What this task involves
State how many lines of the entries hold the string "best", and nothing more.

..............................

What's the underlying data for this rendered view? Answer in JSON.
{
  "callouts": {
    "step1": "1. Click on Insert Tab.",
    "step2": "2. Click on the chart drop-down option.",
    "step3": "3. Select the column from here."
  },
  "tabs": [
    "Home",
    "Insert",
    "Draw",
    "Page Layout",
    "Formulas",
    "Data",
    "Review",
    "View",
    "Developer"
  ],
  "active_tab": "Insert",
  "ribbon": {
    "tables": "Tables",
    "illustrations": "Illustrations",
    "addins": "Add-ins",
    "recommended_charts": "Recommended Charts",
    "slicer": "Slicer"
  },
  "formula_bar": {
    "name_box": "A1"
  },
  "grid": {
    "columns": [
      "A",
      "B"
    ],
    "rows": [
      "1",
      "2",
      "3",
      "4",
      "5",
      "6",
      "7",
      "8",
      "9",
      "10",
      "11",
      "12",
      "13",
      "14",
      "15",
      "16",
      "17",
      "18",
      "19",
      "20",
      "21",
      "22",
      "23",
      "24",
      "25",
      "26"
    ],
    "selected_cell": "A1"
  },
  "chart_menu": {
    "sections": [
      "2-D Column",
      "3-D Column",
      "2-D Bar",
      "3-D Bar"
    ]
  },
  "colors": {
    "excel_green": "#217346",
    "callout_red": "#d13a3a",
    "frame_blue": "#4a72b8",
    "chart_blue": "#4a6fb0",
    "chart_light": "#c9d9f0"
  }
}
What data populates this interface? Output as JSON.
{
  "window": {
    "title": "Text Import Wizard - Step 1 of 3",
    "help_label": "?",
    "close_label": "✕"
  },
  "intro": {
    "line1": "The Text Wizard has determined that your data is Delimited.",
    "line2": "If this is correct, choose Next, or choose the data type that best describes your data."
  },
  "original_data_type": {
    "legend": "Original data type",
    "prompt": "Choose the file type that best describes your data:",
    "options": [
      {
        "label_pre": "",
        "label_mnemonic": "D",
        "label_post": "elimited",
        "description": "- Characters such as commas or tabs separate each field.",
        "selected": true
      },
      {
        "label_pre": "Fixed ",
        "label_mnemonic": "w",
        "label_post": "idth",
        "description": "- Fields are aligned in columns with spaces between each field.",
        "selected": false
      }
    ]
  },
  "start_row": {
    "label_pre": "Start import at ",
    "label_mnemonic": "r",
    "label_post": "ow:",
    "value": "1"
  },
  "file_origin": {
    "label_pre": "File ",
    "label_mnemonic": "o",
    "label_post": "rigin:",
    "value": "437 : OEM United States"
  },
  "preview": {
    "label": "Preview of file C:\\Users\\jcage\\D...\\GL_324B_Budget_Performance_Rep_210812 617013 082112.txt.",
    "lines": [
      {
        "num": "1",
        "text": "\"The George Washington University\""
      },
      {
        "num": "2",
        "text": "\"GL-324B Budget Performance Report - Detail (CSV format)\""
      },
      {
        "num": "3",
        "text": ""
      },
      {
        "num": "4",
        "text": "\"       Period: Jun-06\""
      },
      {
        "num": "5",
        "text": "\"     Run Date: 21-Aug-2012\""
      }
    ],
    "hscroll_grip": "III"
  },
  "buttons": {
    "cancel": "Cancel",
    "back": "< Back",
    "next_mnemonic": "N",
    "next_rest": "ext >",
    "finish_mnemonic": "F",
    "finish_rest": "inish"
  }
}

..............................

In response
2